**BRIEF**
Copy every line of the rows below without changing anything, but leave out the pictures.

**RECORD LIST**
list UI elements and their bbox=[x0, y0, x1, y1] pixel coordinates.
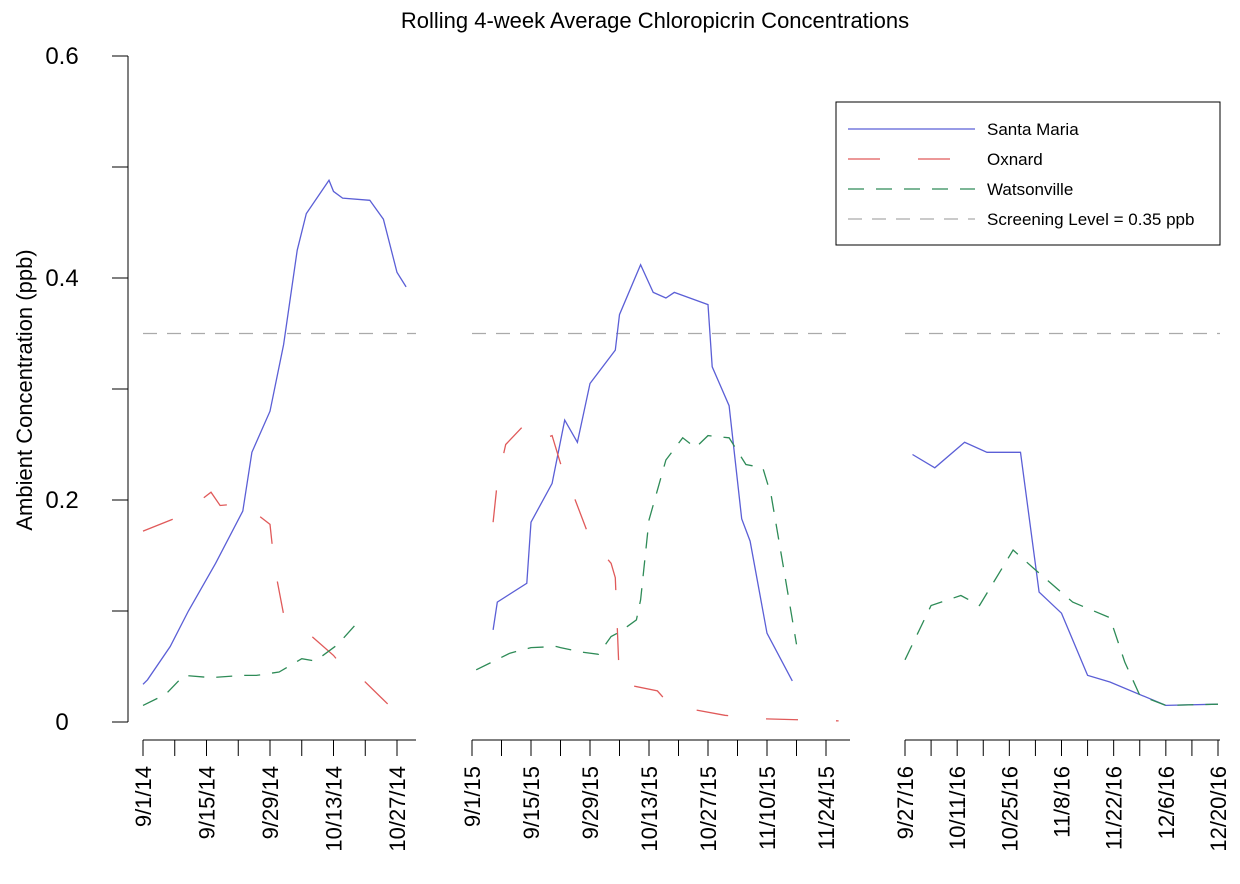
legend-label: Oxnard bbox=[987, 150, 1043, 169]
series-line bbox=[904, 548, 1219, 707]
x-tick-label: 9/15/14 bbox=[195, 766, 220, 839]
x-tick-label: 11/10/15 bbox=[755, 766, 780, 850]
x-tick-label: 9/29/14 bbox=[258, 766, 283, 839]
x-tick-label: 9/29/15 bbox=[578, 766, 603, 839]
y-tick-label: 0 bbox=[55, 709, 68, 736]
y-tick-label: 0.2 bbox=[45, 487, 78, 514]
x-tick-label: 10/27/14 bbox=[385, 766, 410, 852]
legend-box bbox=[835, 101, 1221, 246]
legend-label: Watsonville bbox=[987, 180, 1073, 199]
y-tick-label: 0.6 bbox=[45, 43, 78, 70]
y-axis-label: Ambient Concentration (ppb) bbox=[12, 249, 37, 530]
x-tick-label: 12/20/16 bbox=[1206, 766, 1231, 852]
legend-label: Screening Level = 0.35 ppb bbox=[987, 210, 1194, 229]
series-line bbox=[912, 441, 1219, 707]
x-tick-label: 12/6/16 bbox=[1154, 766, 1179, 839]
x-tick-label: 10/11/16 bbox=[945, 766, 970, 850]
x-tick-label: 10/13/15 bbox=[637, 766, 662, 852]
series-line bbox=[142, 491, 407, 712]
y-tick-label: 0.4 bbox=[45, 265, 78, 292]
chart-title: Rolling 4-week Average Chloropicrin Conc… bbox=[401, 8, 909, 33]
x-tick-label: 11/24/15 bbox=[814, 766, 839, 850]
x-tick-label: 9/1/15 bbox=[460, 766, 485, 827]
x-tick-label: 10/25/16 bbox=[997, 766, 1022, 852]
x-tick-label: 11/8/16 bbox=[1050, 766, 1075, 838]
series-line bbox=[142, 618, 362, 706]
x-tick-label: 11/22/16 bbox=[1102, 766, 1127, 850]
legend-label: Santa Maria bbox=[987, 120, 1079, 139]
x-tick-label: 9/27/16 bbox=[893, 766, 918, 839]
series-line bbox=[492, 263, 793, 682]
x-tick-label: 10/13/14 bbox=[322, 766, 347, 852]
series-line bbox=[142, 178, 407, 685]
series-line bbox=[475, 434, 798, 671]
x-tick-label: 9/15/15 bbox=[519, 766, 544, 839]
x-tick-label: 9/1/14 bbox=[131, 766, 156, 827]
x-tick-label: 10/27/15 bbox=[696, 766, 721, 852]
series-line bbox=[492, 421, 839, 722]
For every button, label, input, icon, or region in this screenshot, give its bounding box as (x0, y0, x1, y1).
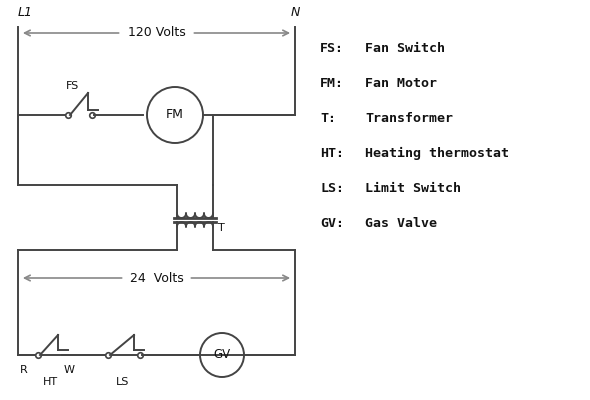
Text: Gas Valve: Gas Valve (365, 217, 437, 230)
Text: T:: T: (320, 112, 336, 125)
Text: FS: FS (66, 81, 79, 91)
Text: HT: HT (42, 377, 58, 387)
Text: FM: FM (166, 108, 184, 122)
Text: LS: LS (116, 377, 130, 387)
Text: R: R (20, 365, 28, 375)
Text: FS:: FS: (320, 42, 344, 55)
Text: N: N (291, 6, 300, 19)
Text: W: W (64, 365, 75, 375)
Text: Fan Switch: Fan Switch (365, 42, 445, 55)
Text: GV: GV (214, 348, 231, 362)
Text: 24  Volts: 24 Volts (130, 272, 183, 284)
Text: Heating thermostat: Heating thermostat (365, 147, 509, 160)
Text: LS:: LS: (320, 182, 344, 195)
Text: GV:: GV: (320, 217, 344, 230)
Text: T: T (218, 223, 225, 233)
Text: L1: L1 (18, 6, 33, 19)
Text: HT:: HT: (320, 147, 344, 160)
Text: FM:: FM: (320, 77, 344, 90)
Text: Transformer: Transformer (365, 112, 453, 125)
Text: 120 Volts: 120 Volts (127, 26, 185, 40)
Text: Fan Motor: Fan Motor (365, 77, 437, 90)
Text: Limit Switch: Limit Switch (365, 182, 461, 195)
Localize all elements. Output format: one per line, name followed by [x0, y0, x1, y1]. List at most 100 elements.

**THE RESPONSE**
list UI elements and their bbox=[x0, y0, x1, y1] pixel coordinates.
legend-label: Oxnard bbox=[987, 150, 1043, 169]
series-line bbox=[904, 548, 1219, 707]
x-tick-label: 9/15/14 bbox=[195, 766, 220, 839]
x-tick-label: 11/10/15 bbox=[755, 766, 780, 850]
x-tick-label: 9/29/14 bbox=[258, 766, 283, 839]
x-tick-label: 9/29/15 bbox=[578, 766, 603, 839]
y-tick-label: 0 bbox=[55, 709, 68, 736]
y-tick-label: 0.2 bbox=[45, 487, 78, 514]
x-tick-label: 10/27/14 bbox=[385, 766, 410, 852]
legend-box bbox=[835, 101, 1221, 246]
legend-label: Watsonville bbox=[987, 180, 1073, 199]
y-tick-label: 0.6 bbox=[45, 43, 78, 70]
y-axis-label: Ambient Concentration (ppb) bbox=[12, 249, 37, 530]
x-tick-label: 12/20/16 bbox=[1206, 766, 1231, 852]
legend-label: Screening Level = 0.35 ppb bbox=[987, 210, 1194, 229]
series-line bbox=[912, 441, 1219, 707]
x-tick-label: 12/6/16 bbox=[1154, 766, 1179, 839]
x-tick-label: 10/11/16 bbox=[945, 766, 970, 850]
x-tick-label: 10/13/15 bbox=[637, 766, 662, 852]
series-line bbox=[142, 491, 407, 712]
y-tick-label: 0.4 bbox=[45, 265, 78, 292]
chart-title: Rolling 4-week Average Chloropicrin Conc… bbox=[401, 8, 909, 33]
x-tick-label: 11/24/15 bbox=[814, 766, 839, 850]
x-tick-label: 9/1/15 bbox=[460, 766, 485, 827]
x-tick-label: 10/25/16 bbox=[997, 766, 1022, 852]
x-tick-label: 11/8/16 bbox=[1050, 766, 1075, 838]
series-line bbox=[142, 618, 362, 706]
x-tick-label: 11/22/16 bbox=[1102, 766, 1127, 850]
legend-label: Santa Maria bbox=[987, 120, 1079, 139]
x-tick-label: 9/27/16 bbox=[893, 766, 918, 839]
series-line bbox=[492, 263, 793, 682]
x-tick-label: 10/13/14 bbox=[322, 766, 347, 852]
series-line bbox=[142, 178, 407, 685]
series-line bbox=[475, 434, 798, 671]
x-tick-label: 9/15/15 bbox=[519, 766, 544, 839]
x-tick-label: 9/1/14 bbox=[131, 766, 156, 827]
x-tick-label: 10/27/15 bbox=[696, 766, 721, 852]
series-line bbox=[492, 421, 839, 722]
For every button, label, input, icon, or region in this screenshot, give its bounding box as (x0, y0, x1, y1).
Text: Gas Valve: Gas Valve (365, 217, 437, 230)
Text: T:: T: (320, 112, 336, 125)
Text: FS: FS (66, 81, 79, 91)
Text: HT: HT (42, 377, 58, 387)
Text: FM: FM (166, 108, 184, 122)
Text: LS: LS (116, 377, 130, 387)
Text: R: R (20, 365, 28, 375)
Text: FS:: FS: (320, 42, 344, 55)
Text: N: N (291, 6, 300, 19)
Text: W: W (64, 365, 75, 375)
Text: Fan Switch: Fan Switch (365, 42, 445, 55)
Text: GV: GV (214, 348, 231, 362)
Text: 24  Volts: 24 Volts (130, 272, 183, 284)
Text: Heating thermostat: Heating thermostat (365, 147, 509, 160)
Text: LS:: LS: (320, 182, 344, 195)
Text: GV:: GV: (320, 217, 344, 230)
Text: T: T (218, 223, 225, 233)
Text: L1: L1 (18, 6, 33, 19)
Text: HT:: HT: (320, 147, 344, 160)
Text: FM:: FM: (320, 77, 344, 90)
Text: Transformer: Transformer (365, 112, 453, 125)
Text: 120 Volts: 120 Volts (127, 26, 185, 40)
Text: Fan Motor: Fan Motor (365, 77, 437, 90)
Text: Limit Switch: Limit Switch (365, 182, 461, 195)
Localize all elements. Output format: one per line, name followed by [x0, y0, x1, y1]. List at most 100 elements.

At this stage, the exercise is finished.